THE PROBLEM: Give back the full listing, character for character, with no pictures.

INPUT RECORDS:

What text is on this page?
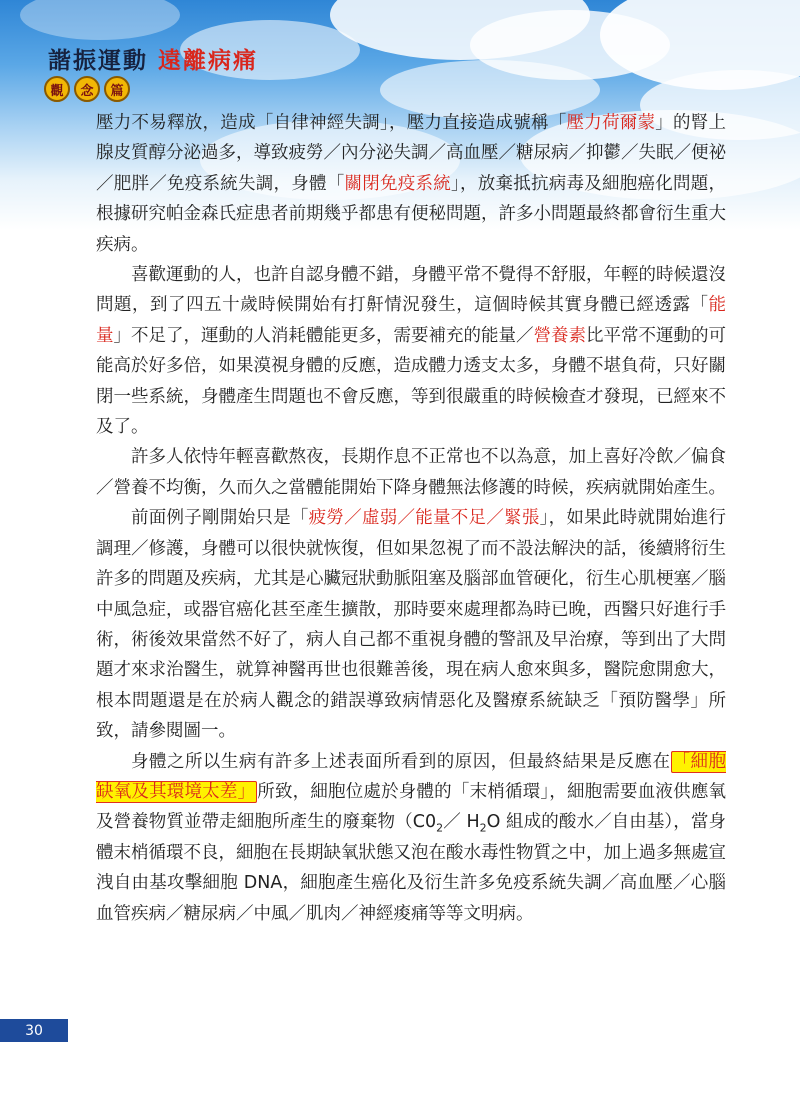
諧振運動 遠離病痛
觀	念	篇

壓力不易釋放，造成「自律神經失調」，壓力直接造成號稱「壓力荷爾蒙」的腎上腺皮質醇分泌過多，導致疲勞／內分泌失調／高血壓／糖尿病／抑鬱／失眠／便祕／肥胖／免疫系統失調，身體「關閉免疫系統」，放棄抵抗病毒及細胞癌化問題，根據研究帕金森氏症患者前期幾乎都患有便秘問題，許多小問題最終都會衍生重大疾病。

喜歡運動的人，也許自認身體不錯，身體平常不覺得不舒服，年輕的時候還沒問題，到了四五十歲時候開始有打鼾情況發生，這個時候其實身體已經透露「能量」不足了，運動的人消耗體能更多，需要補充的能量／營養素比平常不運動的可能高於好多倍，如果漠視身體的反應，造成體力透支太多，身體不堪負荷，只好關閉一些系統，身體產生問題也不會反應，等到很嚴重的時候檢查才發現，已經來不及了。

許多人依恃年輕喜歡熬夜，長期作息不正常也不以為意，加上喜好冷飲／偏食／營養不均衡，久而久之當體能開始下降身體無法修護的時候，疾病就開始產生。

前面例子剛開始只是「疲勞／虛弱／能量不足／緊張」，如果此時就開始進行調理／修護，身體可以很快就恢復，但如果忽視了而不設法解決的話，後續將衍生許多的問題及疾病，尤其是心臟冠狀動脈阻塞及腦部血管硬化，衍生心肌梗塞／腦中風急症，或器官癌化甚至產生擴散，那時要來處理都為時已晚，西醫只好進行手術，術後效果當然不好了，病人自己都不重視身體的警訊及早治療，等到出了大問題才來求治醫生，就算神醫再世也很難善後，現在病人愈來與多，醫院愈開愈大，根本問題還是在於病人觀念的錯誤導致病情惡化及醫療系統缺乏「預防醫學」所致，請參閱圖一。

身體之所以生病有許多上述表面所看到的原因，但最終結果是反應在 「細胞缺氧及其環境太差」 所致，細胞位處於身體的「末梢循環」，細胞需要血液供應氧及營養物質並帶走細胞所產生的廢棄物（$C0_2/$ $H_2O$ 組成的酸水／自由基），當身體末梢循環不良，細胞在長期缺氧狀態又泡在酸水毒性物質之中，加上過多無處宣洩自由基攻擊細胞 DNA，細胞產生癌化及衍生許多免疫系統失調／高血壓／心腦血管疾病／糖尿病／中風／肌肉／神經痠痛等等文明病。

30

FINISHED ANSWER:
What text is on this page?
諧振運動 遠離病痛
觀	念	篇

壓力不易釋放，造成「自律神經失調」，壓力直接造成號稱「壓力荷爾蒙」的腎上腺皮質醇分泌過多，導致疲勞／內分泌失調／高血壓／糖尿病／抑鬱／失眠／便祕／肥胖／免疫系統失調，身體「關閉免疫系統」，放棄抵抗病毒及細胞癌化問題，根據研究帕金森氏症患者前期幾乎都患有便秘問題，許多小問題最終都會衍生重大疾病。

喜歡運動的人，也許自認身體不錯，身體平常不覺得不舒服，年輕的時候還沒問題，到了四五十歲時候開始有打鼾情況發生，這個時候其實身體已經透露「能量」不足了，運動的人消耗體能更多，需要補充的能量／營養素比平常不運動的可能高於好多倍，如果漠視身體的反應，造成體力透支太多，身體不堪負荷，只好關閉一些系統，身體產生問題也不會反應，等到很嚴重的時候檢查才發現，已經來不及了。

許多人依恃年輕喜歡熬夜，長期作息不正常也不以為意，加上喜好冷飲／偏食／營養不均衡，久而久之當體能開始下降身體無法修護的時候，疾病就開始產生。

前面例子剛開始只是「疲勞／虛弱／能量不足／緊張」，如果此時就開始進行調理／修護，身體可以很快就恢復，但如果忽視了而不設法解決的話，後續將衍生許多的問題及疾病，尤其是心臟冠狀動脈阻塞及腦部血管硬化，衍生心肌梗塞／腦中風急症，或器官癌化甚至產生擴散，那時要來處理都為時已晚，西醫只好進行手術，術後效果當然不好了，病人自己都不重視身體的警訊及早治療，等到出了大問題才來求治醫生，就算神醫再世也很難善後，現在病人愈來與多，醫院愈開愈大，根本問題還是在於病人觀念的錯誤導致病情惡化及醫療系統缺乏「預防醫學」所致，請參閱圖一。

身體之所以生病有許多上述表面所看到的原因，但最終結果是反應在 「細胞缺氧及其環境太差」 所致，細胞位處於身體的「末梢循環」，細胞需要血液供應氧及營養物質並帶走細胞所產生的廢棄物（$C0_2/$ $H_2O$ 組成的酸水／自由基），當身體末梢循環不良，細胞在長期缺氧狀態又泡在酸水毒性物質之中，加上過多無處宣洩自由基攻擊細胞 DNA，細胞產生癌化及衍生許多免疫系統失調／高血壓／心腦血管疾病／糖尿病／中風／肌肉／神經痠痛等等文明病。

30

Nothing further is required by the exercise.